**YOUR TASK**. Return the material below in full and exactly.

**AVAILABLE RECORDS**.
|---|

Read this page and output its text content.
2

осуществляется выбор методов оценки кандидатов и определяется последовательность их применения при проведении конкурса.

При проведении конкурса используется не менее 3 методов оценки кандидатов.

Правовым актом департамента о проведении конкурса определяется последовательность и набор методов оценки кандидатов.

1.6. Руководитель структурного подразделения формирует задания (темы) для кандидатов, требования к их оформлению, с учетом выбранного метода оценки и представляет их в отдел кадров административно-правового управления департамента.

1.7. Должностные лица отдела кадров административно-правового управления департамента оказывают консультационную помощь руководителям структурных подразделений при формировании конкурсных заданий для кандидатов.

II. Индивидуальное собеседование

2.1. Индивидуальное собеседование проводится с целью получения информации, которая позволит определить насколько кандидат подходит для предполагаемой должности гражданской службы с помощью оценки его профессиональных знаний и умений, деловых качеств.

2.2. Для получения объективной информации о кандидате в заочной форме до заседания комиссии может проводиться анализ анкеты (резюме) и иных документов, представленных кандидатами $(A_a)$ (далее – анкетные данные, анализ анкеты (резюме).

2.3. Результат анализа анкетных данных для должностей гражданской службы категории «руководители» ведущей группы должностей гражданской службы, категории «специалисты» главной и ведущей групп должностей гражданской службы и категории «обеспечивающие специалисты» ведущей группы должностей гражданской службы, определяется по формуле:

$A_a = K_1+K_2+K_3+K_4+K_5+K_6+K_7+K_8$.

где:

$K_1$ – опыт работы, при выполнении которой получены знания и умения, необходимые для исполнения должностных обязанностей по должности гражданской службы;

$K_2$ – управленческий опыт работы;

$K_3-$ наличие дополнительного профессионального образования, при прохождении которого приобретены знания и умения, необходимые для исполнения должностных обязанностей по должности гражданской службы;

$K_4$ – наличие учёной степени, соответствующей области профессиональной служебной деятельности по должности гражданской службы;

|---|

**FINISHED ANSWER**.
Read this page and output its text content.
2

осуществляется выбор методов оценки кандидатов и определяется последовательность их применения при проведении конкурса.

При проведении конкурса используется не менее 3 методов оценки кандидатов.

Правовым актом департамента о проведении конкурса определяется последовательность и набор методов оценки кандидатов.

1.6. Руководитель структурного подразделения формирует задания (темы) для кандидатов, требования к их оформлению, с учетом выбранного метода оценки и представляет их в отдел кадров административно-правового управления департамента.

1.7. Должностные лица отдела кадров административно-правового управления департамента оказывают консультационную помощь руководителям структурных подразделений при формировании конкурсных заданий для кандидатов.

II. Индивидуальное собеседование

2.1. Индивидуальное собеседование проводится с целью получения информации, которая позволит определить насколько кандидат подходит для предполагаемой должности гражданской службы с помощью оценки его профессиональных знаний и умений, деловых качеств.

2.2. Для получения объективной информации о кандидате в заочной форме до заседания комиссии может проводиться анализ анкеты (резюме) и иных документов, представленных кандидатами $(A_a)$ (далее – анкетные данные, анализ анкеты (резюме).

2.3. Результат анализа анкетных данных для должностей гражданской службы категории «руководители» ведущей группы должностей гражданской службы, категории «специалисты» главной и ведущей групп должностей гражданской службы и категории «обеспечивающие специалисты» ведущей группы должностей гражданской службы, определяется по формуле:

$A_a = K_1+K_2+K_3+K_4+K_5+K_6+K_7+K_8$.

где:

$K_1$ – опыт работы, при выполнении которой получены знания и умения, необходимые для исполнения должностных обязанностей по должности гражданской службы;

$K_2$ – управленческий опыт работы;

$K_3-$ наличие дополнительного профессионального образования, при прохождении которого приобретены знания и умения, необходимые для исполнения должностных обязанностей по должности гражданской службы;

$K_4$ – наличие учёной степени, соответствующей области профессиональной служебной деятельности по должности гражданской службы;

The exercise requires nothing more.